Written request |
Pick out each line containing the string "граждан" and copy it.

Start of The data

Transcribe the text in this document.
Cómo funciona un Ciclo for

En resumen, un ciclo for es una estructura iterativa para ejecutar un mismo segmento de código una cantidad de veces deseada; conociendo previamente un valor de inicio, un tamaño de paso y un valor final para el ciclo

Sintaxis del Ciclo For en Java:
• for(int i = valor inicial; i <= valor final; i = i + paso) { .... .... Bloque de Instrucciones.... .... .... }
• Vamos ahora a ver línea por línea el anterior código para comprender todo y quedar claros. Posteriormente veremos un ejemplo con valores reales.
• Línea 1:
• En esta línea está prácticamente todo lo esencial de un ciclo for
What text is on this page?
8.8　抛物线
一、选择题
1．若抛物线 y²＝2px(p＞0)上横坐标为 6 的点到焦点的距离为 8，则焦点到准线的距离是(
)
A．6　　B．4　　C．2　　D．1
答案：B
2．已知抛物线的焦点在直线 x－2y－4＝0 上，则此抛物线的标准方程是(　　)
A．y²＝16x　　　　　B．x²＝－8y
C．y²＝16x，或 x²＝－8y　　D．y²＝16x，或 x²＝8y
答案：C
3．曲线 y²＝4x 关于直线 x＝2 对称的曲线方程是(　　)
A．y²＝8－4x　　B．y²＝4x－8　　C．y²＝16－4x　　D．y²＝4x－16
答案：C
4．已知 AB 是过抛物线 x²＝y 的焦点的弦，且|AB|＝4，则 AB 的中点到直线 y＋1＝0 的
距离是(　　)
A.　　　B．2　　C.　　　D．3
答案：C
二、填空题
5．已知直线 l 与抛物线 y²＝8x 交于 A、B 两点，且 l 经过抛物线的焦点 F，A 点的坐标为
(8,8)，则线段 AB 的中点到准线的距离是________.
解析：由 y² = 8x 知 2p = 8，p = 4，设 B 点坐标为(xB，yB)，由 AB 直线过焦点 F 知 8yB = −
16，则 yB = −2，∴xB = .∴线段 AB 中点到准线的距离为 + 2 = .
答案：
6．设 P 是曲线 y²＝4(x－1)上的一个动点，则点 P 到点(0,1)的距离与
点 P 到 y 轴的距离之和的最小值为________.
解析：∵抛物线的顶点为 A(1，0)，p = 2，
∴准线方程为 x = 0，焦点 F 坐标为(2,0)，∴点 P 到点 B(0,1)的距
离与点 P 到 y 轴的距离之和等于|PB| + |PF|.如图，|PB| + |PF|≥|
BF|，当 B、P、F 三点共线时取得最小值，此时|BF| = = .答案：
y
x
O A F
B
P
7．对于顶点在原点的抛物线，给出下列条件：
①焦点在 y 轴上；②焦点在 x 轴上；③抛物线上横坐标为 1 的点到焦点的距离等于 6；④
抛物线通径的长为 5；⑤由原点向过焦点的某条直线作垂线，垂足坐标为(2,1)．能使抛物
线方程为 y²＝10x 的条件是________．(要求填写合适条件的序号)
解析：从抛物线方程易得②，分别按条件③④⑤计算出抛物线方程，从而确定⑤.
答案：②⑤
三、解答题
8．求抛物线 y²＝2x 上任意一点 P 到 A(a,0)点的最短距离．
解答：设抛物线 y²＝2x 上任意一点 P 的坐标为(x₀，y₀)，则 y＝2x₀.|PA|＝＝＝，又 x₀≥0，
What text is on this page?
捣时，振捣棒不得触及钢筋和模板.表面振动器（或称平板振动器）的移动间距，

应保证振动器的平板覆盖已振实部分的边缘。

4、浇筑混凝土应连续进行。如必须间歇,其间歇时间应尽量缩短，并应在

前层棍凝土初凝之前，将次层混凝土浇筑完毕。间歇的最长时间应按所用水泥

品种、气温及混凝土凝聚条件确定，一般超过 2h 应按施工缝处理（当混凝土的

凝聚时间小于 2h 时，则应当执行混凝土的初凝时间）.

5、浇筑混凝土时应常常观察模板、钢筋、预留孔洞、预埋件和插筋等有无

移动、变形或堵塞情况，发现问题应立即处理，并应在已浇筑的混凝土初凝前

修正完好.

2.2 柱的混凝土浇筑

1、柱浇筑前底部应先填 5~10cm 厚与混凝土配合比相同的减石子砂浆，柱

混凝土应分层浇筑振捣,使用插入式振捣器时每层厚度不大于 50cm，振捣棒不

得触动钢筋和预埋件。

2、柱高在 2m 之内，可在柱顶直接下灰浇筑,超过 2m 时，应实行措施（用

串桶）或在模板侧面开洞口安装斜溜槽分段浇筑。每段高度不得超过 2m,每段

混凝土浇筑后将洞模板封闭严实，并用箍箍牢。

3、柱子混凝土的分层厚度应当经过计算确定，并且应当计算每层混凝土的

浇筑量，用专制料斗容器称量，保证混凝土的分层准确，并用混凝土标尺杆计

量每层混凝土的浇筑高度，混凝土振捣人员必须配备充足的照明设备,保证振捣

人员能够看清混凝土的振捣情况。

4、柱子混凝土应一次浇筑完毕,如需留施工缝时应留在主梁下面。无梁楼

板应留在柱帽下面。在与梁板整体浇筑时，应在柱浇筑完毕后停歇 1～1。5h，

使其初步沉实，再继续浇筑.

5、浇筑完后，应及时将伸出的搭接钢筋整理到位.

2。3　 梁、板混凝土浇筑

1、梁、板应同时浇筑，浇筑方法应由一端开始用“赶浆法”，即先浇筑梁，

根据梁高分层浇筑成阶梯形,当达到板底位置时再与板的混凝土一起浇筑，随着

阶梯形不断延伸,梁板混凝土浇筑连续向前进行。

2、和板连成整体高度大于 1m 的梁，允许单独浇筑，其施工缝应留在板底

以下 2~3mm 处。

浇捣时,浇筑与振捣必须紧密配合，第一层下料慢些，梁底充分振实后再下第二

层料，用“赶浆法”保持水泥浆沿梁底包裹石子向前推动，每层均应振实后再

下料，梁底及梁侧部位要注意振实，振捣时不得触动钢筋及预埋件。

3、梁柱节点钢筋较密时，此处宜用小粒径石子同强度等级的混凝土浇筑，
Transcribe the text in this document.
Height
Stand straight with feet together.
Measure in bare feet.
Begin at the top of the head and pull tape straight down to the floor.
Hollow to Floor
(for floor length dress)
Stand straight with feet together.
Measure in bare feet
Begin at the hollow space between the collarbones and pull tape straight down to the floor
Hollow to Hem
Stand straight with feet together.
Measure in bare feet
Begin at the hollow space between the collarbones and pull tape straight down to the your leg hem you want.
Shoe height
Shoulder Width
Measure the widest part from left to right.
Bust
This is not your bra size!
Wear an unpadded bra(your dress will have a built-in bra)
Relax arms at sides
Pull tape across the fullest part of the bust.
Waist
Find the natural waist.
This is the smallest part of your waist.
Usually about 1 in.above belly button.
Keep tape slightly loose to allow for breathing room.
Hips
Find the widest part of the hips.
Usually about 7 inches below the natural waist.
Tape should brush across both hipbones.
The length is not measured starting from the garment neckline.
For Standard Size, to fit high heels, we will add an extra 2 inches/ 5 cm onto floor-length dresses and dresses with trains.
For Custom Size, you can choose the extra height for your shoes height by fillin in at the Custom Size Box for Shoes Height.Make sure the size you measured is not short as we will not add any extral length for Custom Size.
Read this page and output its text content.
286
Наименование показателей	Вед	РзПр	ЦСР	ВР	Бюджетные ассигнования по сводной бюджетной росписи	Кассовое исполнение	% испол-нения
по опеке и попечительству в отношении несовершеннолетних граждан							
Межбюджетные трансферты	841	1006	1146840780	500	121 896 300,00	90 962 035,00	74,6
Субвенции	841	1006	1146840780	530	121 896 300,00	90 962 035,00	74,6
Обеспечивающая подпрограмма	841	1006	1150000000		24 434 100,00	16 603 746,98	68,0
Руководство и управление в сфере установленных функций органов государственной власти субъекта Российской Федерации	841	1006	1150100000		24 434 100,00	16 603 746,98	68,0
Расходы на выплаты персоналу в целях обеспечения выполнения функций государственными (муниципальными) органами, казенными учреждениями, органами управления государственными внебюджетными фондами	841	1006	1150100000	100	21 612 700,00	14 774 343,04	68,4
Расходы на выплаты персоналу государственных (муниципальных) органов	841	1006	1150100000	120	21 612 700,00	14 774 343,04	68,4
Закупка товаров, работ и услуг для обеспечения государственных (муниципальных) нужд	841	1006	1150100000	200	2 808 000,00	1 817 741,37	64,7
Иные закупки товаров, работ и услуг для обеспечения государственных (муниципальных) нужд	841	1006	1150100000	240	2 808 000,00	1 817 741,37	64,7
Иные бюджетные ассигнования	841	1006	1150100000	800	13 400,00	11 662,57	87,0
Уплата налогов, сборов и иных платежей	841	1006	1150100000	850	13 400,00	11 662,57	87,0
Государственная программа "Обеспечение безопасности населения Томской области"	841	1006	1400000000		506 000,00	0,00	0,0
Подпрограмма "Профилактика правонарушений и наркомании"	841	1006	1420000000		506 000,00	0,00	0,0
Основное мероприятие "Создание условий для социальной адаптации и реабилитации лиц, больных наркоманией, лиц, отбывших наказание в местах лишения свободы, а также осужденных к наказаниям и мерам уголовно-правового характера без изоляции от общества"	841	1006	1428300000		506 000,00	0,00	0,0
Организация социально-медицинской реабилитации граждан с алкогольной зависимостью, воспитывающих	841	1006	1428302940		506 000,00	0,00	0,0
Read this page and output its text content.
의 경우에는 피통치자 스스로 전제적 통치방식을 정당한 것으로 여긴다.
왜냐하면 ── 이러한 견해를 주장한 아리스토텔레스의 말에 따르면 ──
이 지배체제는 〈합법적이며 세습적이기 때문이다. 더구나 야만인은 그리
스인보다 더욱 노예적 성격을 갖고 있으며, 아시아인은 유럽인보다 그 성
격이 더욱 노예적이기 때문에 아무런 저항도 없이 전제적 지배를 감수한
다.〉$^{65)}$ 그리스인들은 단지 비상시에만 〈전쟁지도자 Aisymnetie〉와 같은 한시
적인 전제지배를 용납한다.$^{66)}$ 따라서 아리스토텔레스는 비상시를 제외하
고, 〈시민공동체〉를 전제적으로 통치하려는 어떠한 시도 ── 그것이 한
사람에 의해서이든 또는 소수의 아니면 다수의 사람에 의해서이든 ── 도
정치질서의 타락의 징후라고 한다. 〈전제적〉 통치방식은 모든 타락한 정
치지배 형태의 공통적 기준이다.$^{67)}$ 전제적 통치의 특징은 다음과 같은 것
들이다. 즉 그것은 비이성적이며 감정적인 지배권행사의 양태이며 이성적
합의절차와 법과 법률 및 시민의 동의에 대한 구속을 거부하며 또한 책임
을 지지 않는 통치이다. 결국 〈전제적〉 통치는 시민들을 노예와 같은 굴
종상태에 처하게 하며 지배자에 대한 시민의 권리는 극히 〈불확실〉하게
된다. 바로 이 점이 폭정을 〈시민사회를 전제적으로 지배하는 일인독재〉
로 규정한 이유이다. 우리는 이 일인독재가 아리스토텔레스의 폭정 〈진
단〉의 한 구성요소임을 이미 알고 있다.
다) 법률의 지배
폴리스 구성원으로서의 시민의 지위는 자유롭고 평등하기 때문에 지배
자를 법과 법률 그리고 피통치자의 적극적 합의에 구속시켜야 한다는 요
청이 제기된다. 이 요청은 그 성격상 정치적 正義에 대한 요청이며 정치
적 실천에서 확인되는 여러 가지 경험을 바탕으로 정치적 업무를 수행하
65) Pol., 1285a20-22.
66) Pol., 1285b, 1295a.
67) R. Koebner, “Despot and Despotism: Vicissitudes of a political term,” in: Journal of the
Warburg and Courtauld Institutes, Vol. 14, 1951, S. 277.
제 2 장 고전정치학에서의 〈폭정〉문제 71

End of The data

Result for this task |
по опеке и попечительству в отношении несовершеннолетних граждан							
Организация социально-медицинской реабилитации граждан с алкогольной зависимостью, воспитывающих	841	1006	1428302940		506 000,00	0,00	0,0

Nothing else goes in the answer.